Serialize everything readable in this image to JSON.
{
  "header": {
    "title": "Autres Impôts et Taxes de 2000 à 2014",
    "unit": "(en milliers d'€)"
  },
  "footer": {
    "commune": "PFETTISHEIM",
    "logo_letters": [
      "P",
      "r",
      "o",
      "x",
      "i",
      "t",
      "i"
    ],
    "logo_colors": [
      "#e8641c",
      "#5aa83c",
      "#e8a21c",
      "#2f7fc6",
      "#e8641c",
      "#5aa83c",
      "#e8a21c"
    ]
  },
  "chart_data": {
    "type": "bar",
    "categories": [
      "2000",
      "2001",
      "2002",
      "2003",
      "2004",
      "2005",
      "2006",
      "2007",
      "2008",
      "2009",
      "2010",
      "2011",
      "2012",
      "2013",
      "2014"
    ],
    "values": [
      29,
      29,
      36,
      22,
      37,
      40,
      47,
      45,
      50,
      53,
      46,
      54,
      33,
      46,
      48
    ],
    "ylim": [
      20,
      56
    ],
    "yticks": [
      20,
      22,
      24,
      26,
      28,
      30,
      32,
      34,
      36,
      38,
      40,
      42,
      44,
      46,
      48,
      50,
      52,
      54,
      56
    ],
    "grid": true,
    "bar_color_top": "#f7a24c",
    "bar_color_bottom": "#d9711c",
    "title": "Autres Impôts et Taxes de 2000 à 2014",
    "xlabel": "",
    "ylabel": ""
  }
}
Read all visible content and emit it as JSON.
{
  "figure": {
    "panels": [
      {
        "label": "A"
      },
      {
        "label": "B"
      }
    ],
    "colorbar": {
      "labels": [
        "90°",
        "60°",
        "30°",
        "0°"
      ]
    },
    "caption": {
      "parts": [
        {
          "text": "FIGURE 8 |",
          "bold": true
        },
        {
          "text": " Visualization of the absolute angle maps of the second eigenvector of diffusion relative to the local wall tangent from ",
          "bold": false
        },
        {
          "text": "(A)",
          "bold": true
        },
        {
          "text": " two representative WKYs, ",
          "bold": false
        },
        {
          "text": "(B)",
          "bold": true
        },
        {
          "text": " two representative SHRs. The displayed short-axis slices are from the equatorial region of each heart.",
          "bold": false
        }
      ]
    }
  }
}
====================
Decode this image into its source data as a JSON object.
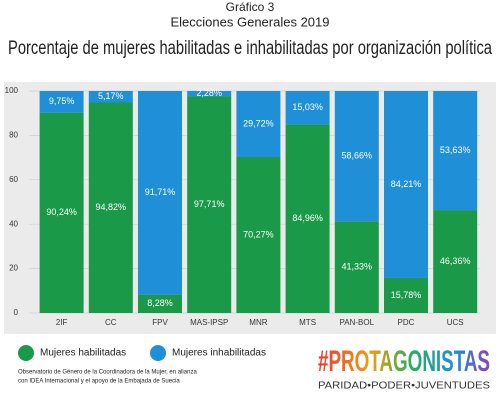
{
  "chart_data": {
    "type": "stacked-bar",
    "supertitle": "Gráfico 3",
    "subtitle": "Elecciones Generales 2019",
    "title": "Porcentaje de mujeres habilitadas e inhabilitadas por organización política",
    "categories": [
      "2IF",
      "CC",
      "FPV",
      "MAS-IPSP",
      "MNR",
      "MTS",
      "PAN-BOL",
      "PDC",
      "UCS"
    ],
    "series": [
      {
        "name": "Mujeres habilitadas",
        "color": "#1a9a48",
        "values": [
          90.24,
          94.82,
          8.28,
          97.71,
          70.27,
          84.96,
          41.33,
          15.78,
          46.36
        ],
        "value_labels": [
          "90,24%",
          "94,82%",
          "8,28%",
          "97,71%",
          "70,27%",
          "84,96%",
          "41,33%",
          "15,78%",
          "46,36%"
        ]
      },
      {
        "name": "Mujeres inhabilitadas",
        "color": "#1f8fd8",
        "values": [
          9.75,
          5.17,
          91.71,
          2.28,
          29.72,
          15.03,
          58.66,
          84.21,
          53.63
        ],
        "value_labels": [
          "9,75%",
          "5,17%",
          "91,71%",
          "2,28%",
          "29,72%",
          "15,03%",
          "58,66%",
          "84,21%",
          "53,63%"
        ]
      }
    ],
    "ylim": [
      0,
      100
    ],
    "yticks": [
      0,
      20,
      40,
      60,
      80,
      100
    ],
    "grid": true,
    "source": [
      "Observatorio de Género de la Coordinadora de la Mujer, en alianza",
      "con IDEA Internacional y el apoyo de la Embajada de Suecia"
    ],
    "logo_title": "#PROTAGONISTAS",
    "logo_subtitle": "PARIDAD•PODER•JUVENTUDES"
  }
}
====================
> _YOUR GOAL_
Gather and copy every line of the data in which the string "JSON" is found.

> _EXPECTED ANSWER_
Serialize everything readable in this image to JSON.
Read all visible content and emit it as JSON.
Decode this image into its source data as a JSON object.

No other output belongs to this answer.